**Given task:**
Select every line containing the word "Number" from the material, and copy those lines.

╭─ The input

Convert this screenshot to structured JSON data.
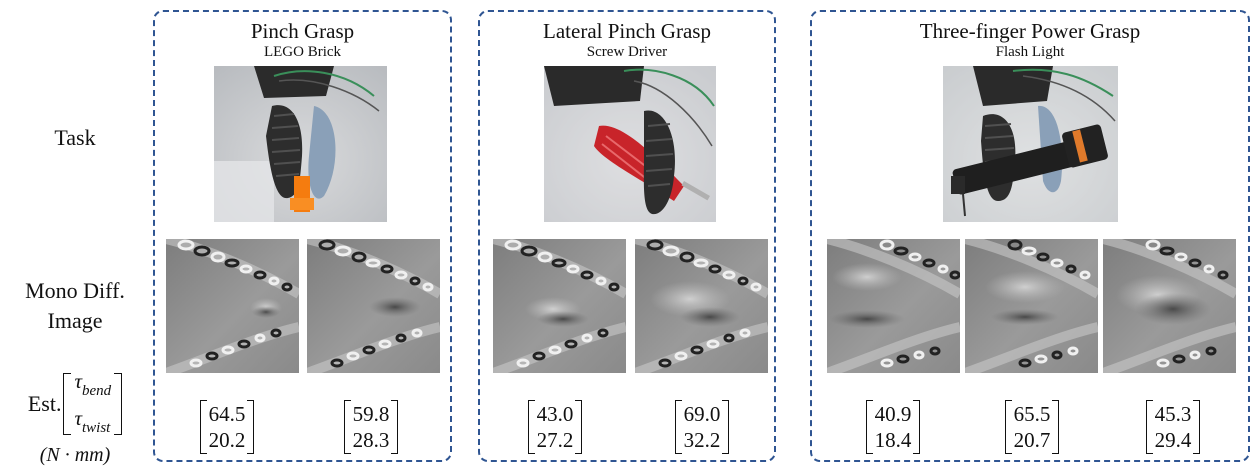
{
  "row_labels": {
    "task": "Task",
    "mono_line1": "Mono Diff.",
    "mono_line2": "Image",
    "est": "Est.",
    "tau_bend_symbol": "τ",
    "tau_bend_sub": "bend",
    "tau_twist_symbol": "τ",
    "tau_twist_sub": "twist",
    "unit": "(N · mm)"
  },
  "panels": [
    {
      "title": "Pinch Grasp",
      "subtitle": "LEGO Brick",
      "estimates": [
        {
          "bend": "64.5",
          "twist": "20.2"
        },
        {
          "bend": "59.8",
          "twist": "28.3"
        }
      ]
    },
    {
      "title": "Lateral Pinch Grasp",
      "subtitle": "Screw Driver",
      "estimates": [
        {
          "bend": "43.0",
          "twist": "27.2"
        },
        {
          "bend": "69.0",
          "twist": "32.2"
        }
      ]
    },
    {
      "title": "Three-finger Power Grasp",
      "subtitle": "Flash Light",
      "estimates": [
        {
          "bend": "40.9",
          "twist": "18.4"
        },
        {
          "bend": "65.5",
          "twist": "20.7"
        },
        {
          "bend": "45.3",
          "twist": "29.4"
        }
      ]
    }
  ],
  "colors": {
    "panel_border": "#2f5592",
    "gripper_finger": "#2d2d2d",
    "lego_brick": "#f57c0f",
    "screwdriver_handle": "#c8242a"
  }
}
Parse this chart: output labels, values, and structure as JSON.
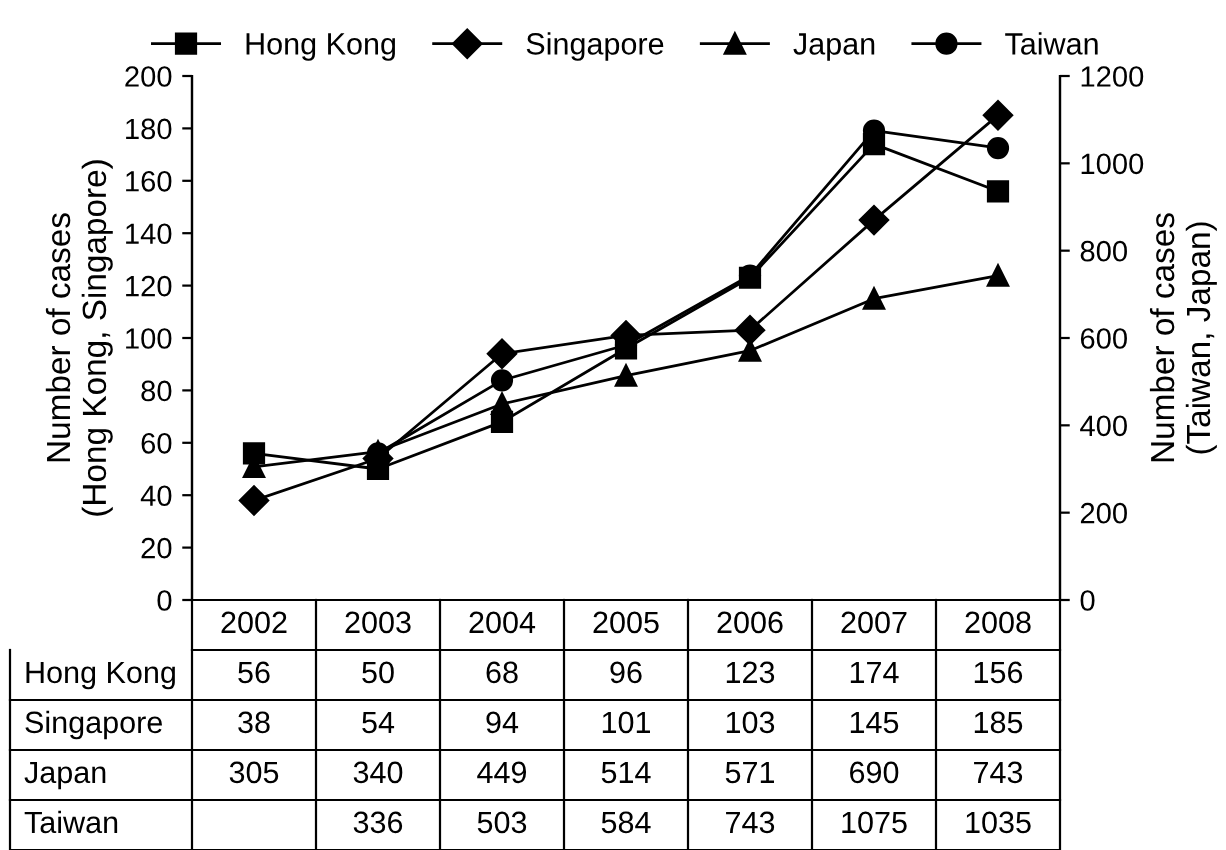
{
  "chart_data": {
    "type": "line",
    "categories": [
      "2002",
      "2003",
      "2004",
      "2005",
      "2006",
      "2007",
      "2008"
    ],
    "ylabel": "Number of cases\n(Hong Kong, Singapore)",
    "y2label": "Number of cases\n(Taiwan, Japan)",
    "ylim": [
      0,
      200
    ],
    "yticks": [
      0,
      20,
      40,
      60,
      80,
      100,
      120,
      140,
      160,
      180,
      200
    ],
    "y2lim": [
      0,
      1200
    ],
    "y2ticks": [
      0,
      200,
      400,
      600,
      800,
      1000,
      1200
    ],
    "legend": "top",
    "grid": false,
    "data_labels": true,
    "series": [
      {
        "name": "Hong Kong",
        "color": "#000000",
        "marker": "square",
        "values": [
          56,
          50,
          68,
          96,
          123,
          174,
          156
        ]
      },
      {
        "name": "Singapore",
        "color": "#000000",
        "marker": "diamond",
        "values": [
          38,
          54,
          94,
          101,
          103,
          145,
          185
        ]
      },
      {
        "name": "Japan",
        "color": "#000000",
        "marker": "triangle",
        "axis": "y2",
        "values": [
          305,
          340,
          449,
          514,
          571,
          690,
          743
        ]
      },
      {
        "name": "Taiwan",
        "color": "#000000",
        "marker": "circle",
        "axis": "y2",
        "values": [
          null,
          336,
          503,
          584,
          743,
          1075,
          1035
        ]
      }
    ]
  }
}
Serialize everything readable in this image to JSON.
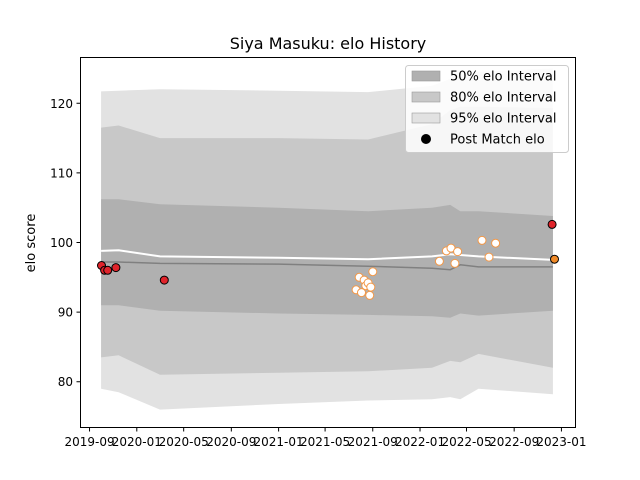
{
  "chart_data": {
    "type": "scatter",
    "title": "Siya Masuku: elo History",
    "xlabel": "",
    "ylabel": "elo score",
    "xlim": [
      "2019-08-10",
      "2023-02-05"
    ],
    "ylim": [
      73.5,
      126.5
    ],
    "x_ticks": [
      "2019-09",
      "2020-01",
      "2020-05",
      "2020-09",
      "2021-01",
      "2021-05",
      "2021-09",
      "2022-01",
      "2022-05",
      "2022-09",
      "2023-01"
    ],
    "y_ticks": [
      80,
      90,
      100,
      110,
      120
    ],
    "grid": false,
    "legend_position": "top-right",
    "legend": [
      {
        "label": "50% elo Interval",
        "kind": "band",
        "color": "#b0b0b0"
      },
      {
        "label": "80% elo Interval",
        "kind": "band",
        "color": "#c8c8c8"
      },
      {
        "label": "95% elo Interval",
        "kind": "band",
        "color": "#e2e2e2"
      },
      {
        "label": "Post Match elo",
        "kind": "marker",
        "color": "#000000"
      }
    ],
    "colors": {
      "band50": "#b0b0b0",
      "band80": "#c8c8c8",
      "band95": "#e2e2e2",
      "mean_line": "#ffffff",
      "median_line": "#808080",
      "past_match_fill": "#e0242b",
      "future_match_fill": "#ffffff",
      "future_match_edge": "#f29848",
      "latest_match_fill": "#f08a28"
    },
    "bands": {
      "x": [
        "2019-10-01",
        "2019-11-15",
        "2020-03-01",
        "2021-01-01",
        "2021-08-20",
        "2022-02-01",
        "2022-03-20",
        "2022-04-15",
        "2022-06-01",
        "2022-12-10"
      ],
      "p95_hi": [
        121.7,
        121.8,
        122.0,
        121.8,
        121.6,
        122.5,
        123.5,
        124.0,
        124.5,
        125.0
      ],
      "p80_hi": [
        116.5,
        116.8,
        115.0,
        115.0,
        114.8,
        117.0,
        119.0,
        119.5,
        119.5,
        119.3
      ],
      "p50_hi": [
        106.2,
        106.2,
        105.5,
        105.0,
        104.5,
        105.0,
        105.4,
        104.5,
        104.5,
        103.8
      ],
      "p50_lo": [
        91.0,
        91.0,
        90.2,
        89.8,
        89.6,
        89.4,
        89.2,
        89.8,
        89.5,
        90.2
      ],
      "p80_lo": [
        83.5,
        83.8,
        81.0,
        81.3,
        81.5,
        82.0,
        83.0,
        82.8,
        84.0,
        82.0
      ],
      "p95_lo": [
        79.0,
        78.5,
        76.0,
        76.8,
        77.3,
        77.5,
        77.8,
        77.5,
        79.0,
        78.2
      ],
      "mean": [
        98.8,
        98.9,
        98.0,
        97.8,
        97.6,
        98.0,
        98.3,
        98.2,
        98.0,
        97.5
      ],
      "median": [
        97.2,
        97.2,
        97.0,
        96.9,
        96.6,
        96.3,
        96.1,
        96.8,
        96.5,
        96.5
      ]
    },
    "points": [
      {
        "date": "2019-10-02",
        "elo": 96.7,
        "status": "past"
      },
      {
        "date": "2019-10-10",
        "elo": 96.0,
        "status": "past"
      },
      {
        "date": "2019-10-18",
        "elo": 96.0,
        "status": "past"
      },
      {
        "date": "2019-11-08",
        "elo": 96.4,
        "status": "past"
      },
      {
        "date": "2020-03-12",
        "elo": 94.6,
        "status": "past"
      },
      {
        "date": "2021-07-20",
        "elo": 93.2,
        "status": "future"
      },
      {
        "date": "2021-07-28",
        "elo": 95.0,
        "status": "future"
      },
      {
        "date": "2021-08-03",
        "elo": 92.8,
        "status": "future"
      },
      {
        "date": "2021-08-10",
        "elo": 94.6,
        "status": "future"
      },
      {
        "date": "2021-08-14",
        "elo": 93.8,
        "status": "future"
      },
      {
        "date": "2021-08-20",
        "elo": 94.2,
        "status": "future"
      },
      {
        "date": "2021-08-24",
        "elo": 92.4,
        "status": "future"
      },
      {
        "date": "2021-08-27",
        "elo": 93.6,
        "status": "future"
      },
      {
        "date": "2021-09-01",
        "elo": 95.8,
        "status": "future"
      },
      {
        "date": "2022-02-20",
        "elo": 97.3,
        "status": "future"
      },
      {
        "date": "2022-03-10",
        "elo": 98.8,
        "status": "future"
      },
      {
        "date": "2022-03-22",
        "elo": 99.2,
        "status": "future"
      },
      {
        "date": "2022-04-01",
        "elo": 97.0,
        "status": "future"
      },
      {
        "date": "2022-04-08",
        "elo": 98.7,
        "status": "future"
      },
      {
        "date": "2022-06-10",
        "elo": 100.3,
        "status": "future"
      },
      {
        "date": "2022-06-28",
        "elo": 97.9,
        "status": "future"
      },
      {
        "date": "2022-07-15",
        "elo": 99.9,
        "status": "future"
      },
      {
        "date": "2022-12-08",
        "elo": 102.6,
        "status": "past"
      },
      {
        "date": "2022-12-14",
        "elo": 97.6,
        "status": "latest"
      }
    ]
  }
}
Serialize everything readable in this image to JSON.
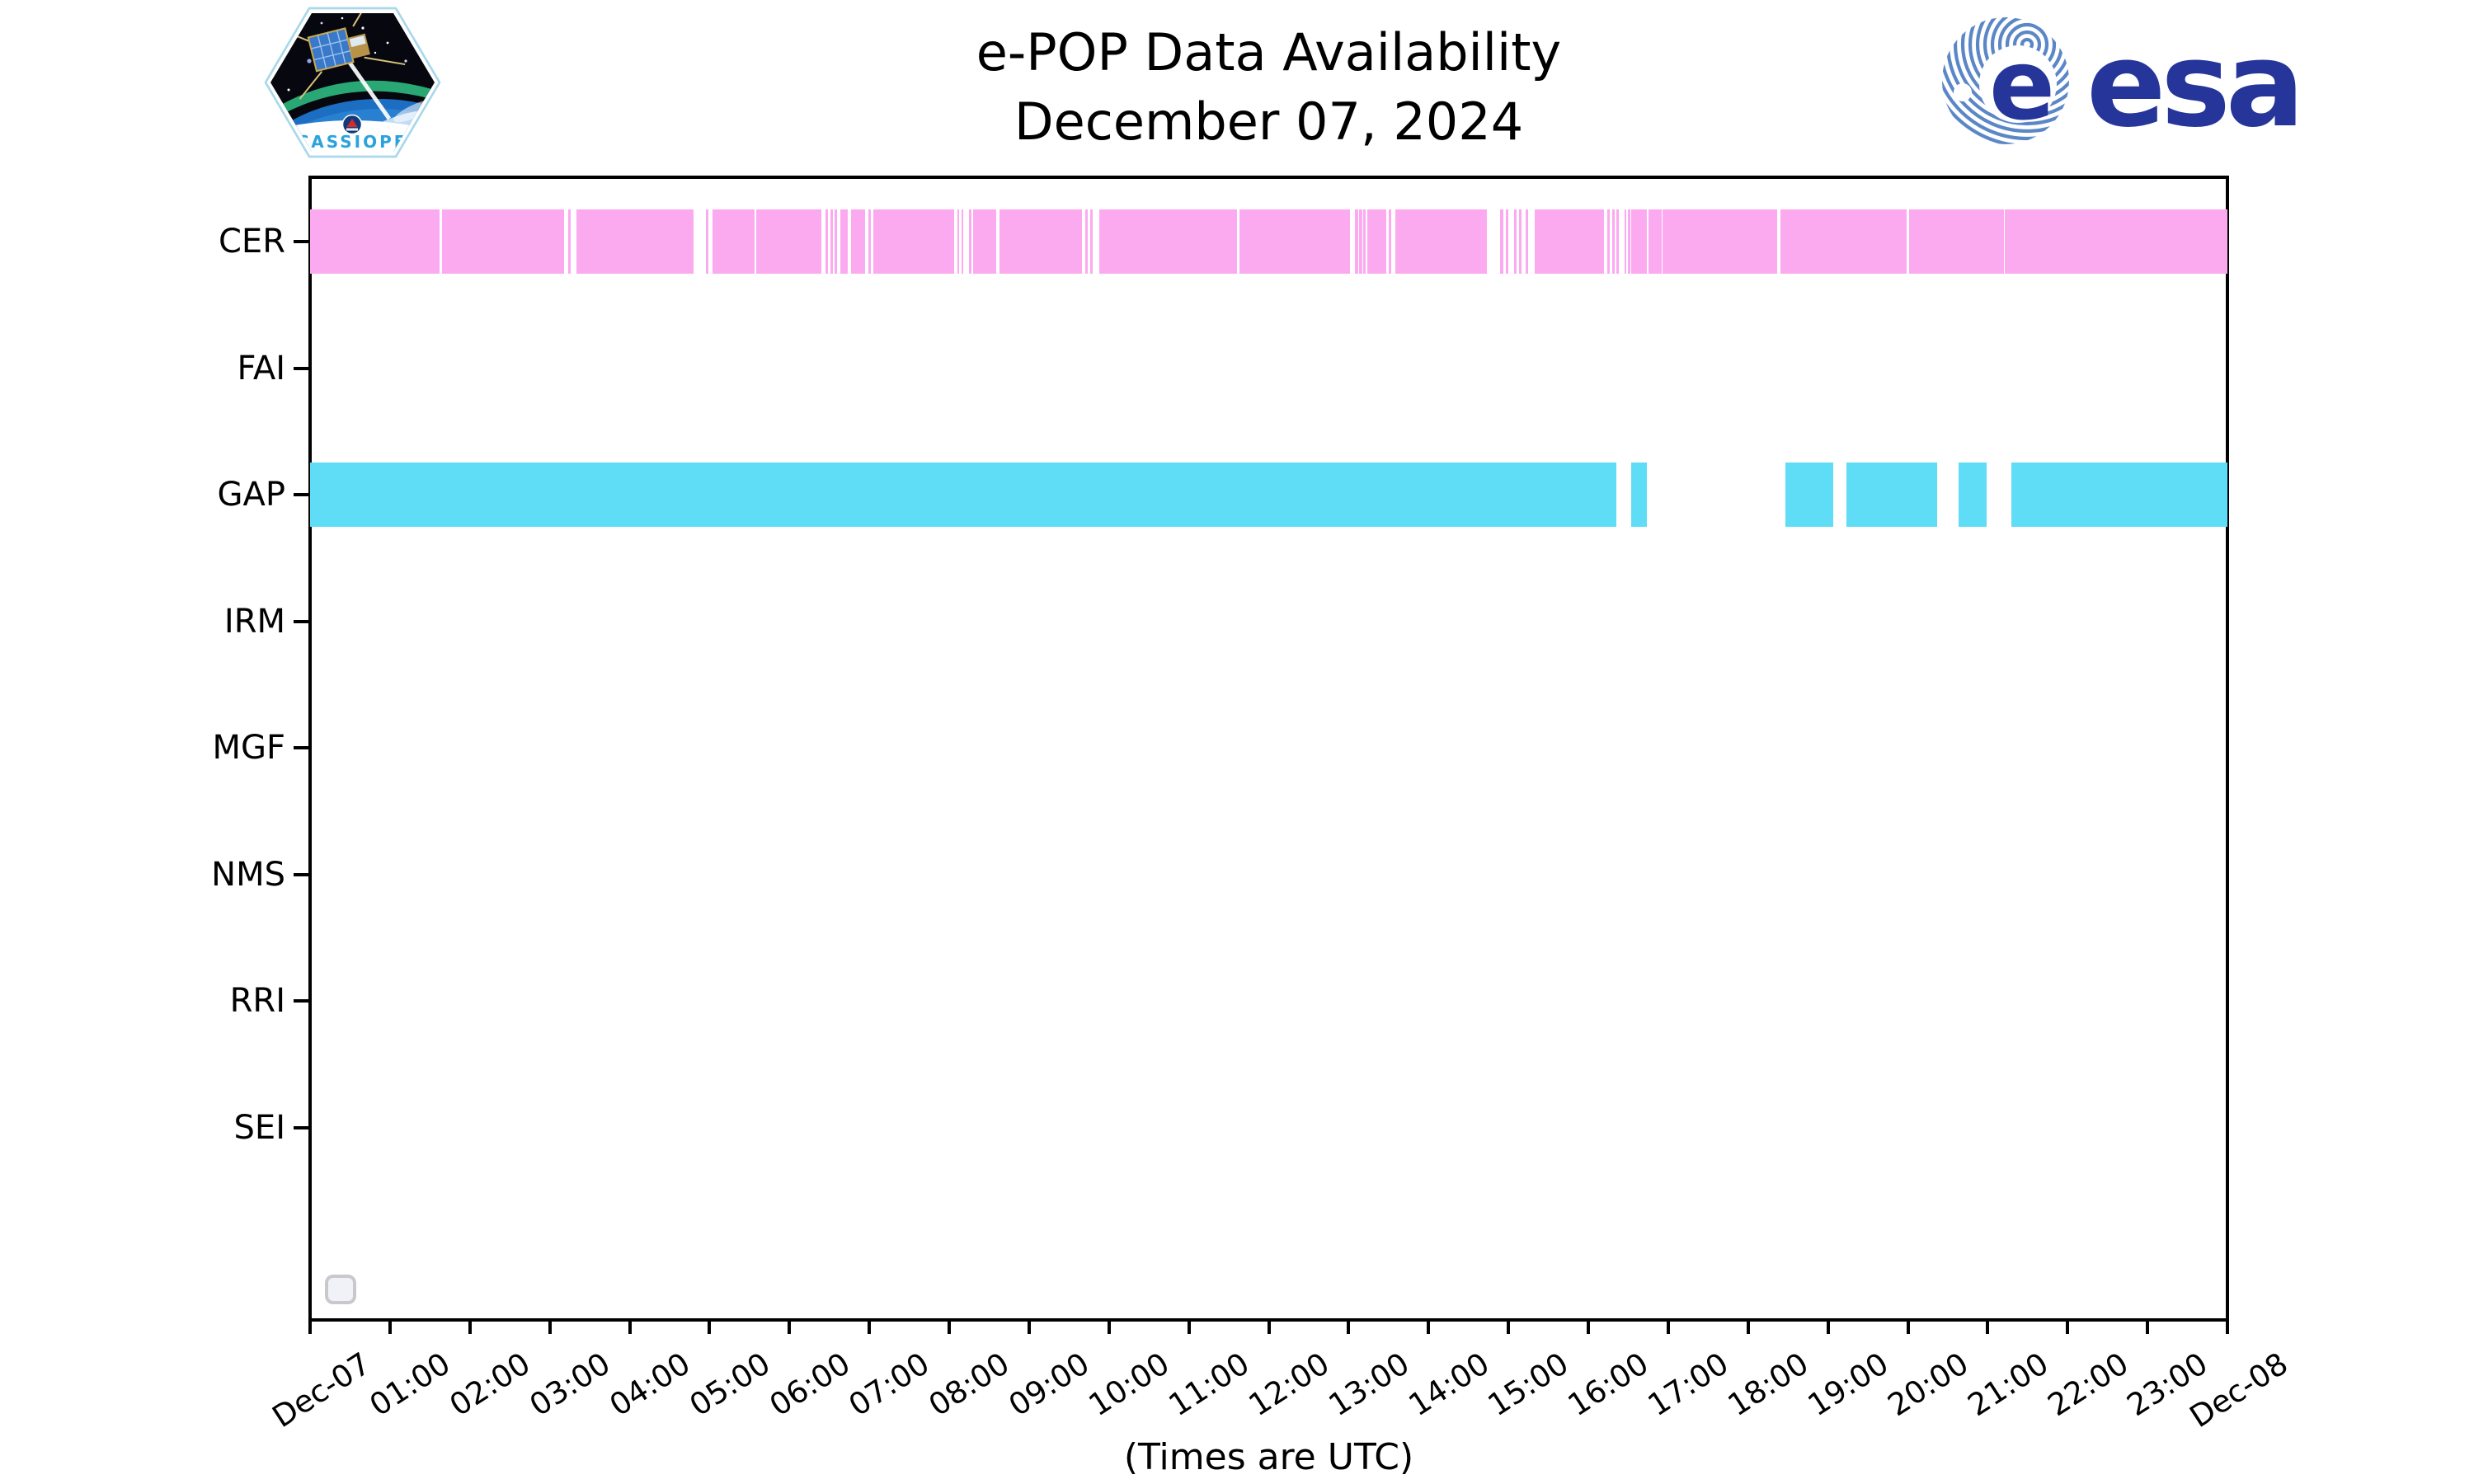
{
  "header": {
    "title_line1": "e-POP Data Availability",
    "title_line2": "December 07, 2024"
  },
  "footer_caption": "(Times are UTC)",
  "logos": {
    "cassiope_text": "CASSIOPE",
    "esa_text": "esa"
  },
  "chart_data": {
    "type": "timeline",
    "title": "e-POP Data Availability",
    "subtitle": "December 07, 2024",
    "xlabel": "(Times are UTC)",
    "x_axis": {
      "range_hours": [
        0,
        24
      ],
      "start_tick_label": "Dec-07",
      "end_tick_label": "Dec-08",
      "hour_tick_labels": [
        "01:00",
        "02:00",
        "03:00",
        "04:00",
        "05:00",
        "06:00",
        "07:00",
        "08:00",
        "09:00",
        "10:00",
        "11:00",
        "12:00",
        "13:00",
        "14:00",
        "15:00",
        "16:00",
        "17:00",
        "18:00",
        "19:00",
        "20:00",
        "21:00",
        "22:00",
        "23:00"
      ]
    },
    "y_axis": {
      "instruments": [
        "CER",
        "FAI",
        "GAP",
        "IRM",
        "MGF",
        "NMS",
        "RRI",
        "SEI"
      ]
    },
    "legend": {
      "visible": true,
      "entries": []
    },
    "colors": {
      "CER": "#FCAAF0",
      "GAP": "#5FDDF6"
    },
    "series": [
      {
        "name": "CER",
        "color": "#FCAAF0",
        "intervals_min": [
          [
            0,
            97
          ],
          [
            99,
            191
          ],
          [
            194,
            196
          ],
          [
            200,
            288
          ],
          [
            297,
            299
          ],
          [
            302,
            334
          ],
          [
            335,
            384
          ],
          [
            387,
            389
          ],
          [
            391,
            392
          ],
          [
            394,
            395
          ],
          [
            398,
            404
          ],
          [
            406,
            417
          ],
          [
            419,
            421
          ],
          [
            423,
            484
          ],
          [
            486,
            487
          ],
          [
            489,
            490
          ],
          [
            495,
            497
          ],
          [
            498,
            515
          ],
          [
            518,
            580
          ],
          [
            582,
            584
          ],
          [
            586,
            588
          ],
          [
            593,
            696
          ],
          [
            698,
            781
          ],
          [
            785,
            787
          ],
          [
            788,
            790
          ],
          [
            791,
            793
          ],
          [
            794,
            808
          ],
          [
            810,
            812
          ],
          [
            815,
            884
          ],
          [
            894,
            896
          ],
          [
            898,
            900
          ],
          [
            904,
            906
          ],
          [
            908,
            910
          ],
          [
            913,
            915
          ],
          [
            920,
            972
          ],
          [
            974,
            976
          ],
          [
            978,
            980
          ],
          [
            981,
            983
          ],
          [
            987,
            988
          ],
          [
            990,
            991
          ],
          [
            992,
            1004
          ],
          [
            1005,
            1015
          ],
          [
            1016,
            1102
          ],
          [
            1104,
            1199
          ],
          [
            1201,
            1272
          ],
          [
            1273,
            1440
          ]
        ]
      },
      {
        "name": "FAI",
        "color": null,
        "intervals_min": []
      },
      {
        "name": "GAP",
        "color": "#5FDDF6",
        "intervals_min": [
          [
            0,
            981
          ],
          [
            992,
            1004
          ],
          [
            1108,
            1144
          ],
          [
            1154,
            1222
          ],
          [
            1238,
            1259
          ],
          [
            1278,
            1440
          ]
        ]
      },
      {
        "name": "IRM",
        "color": null,
        "intervals_min": []
      },
      {
        "name": "MGF",
        "color": null,
        "intervals_min": []
      },
      {
        "name": "NMS",
        "color": null,
        "intervals_min": []
      },
      {
        "name": "RRI",
        "color": null,
        "intervals_min": []
      },
      {
        "name": "SEI",
        "color": null,
        "intervals_min": []
      }
    ]
  }
}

╰─

**Correct answer:**
    "ylabel": "Number of cases\n(Hong Kong, Singapore)",
    "y2label": "Number of cases\n(Taiwan, Japan)",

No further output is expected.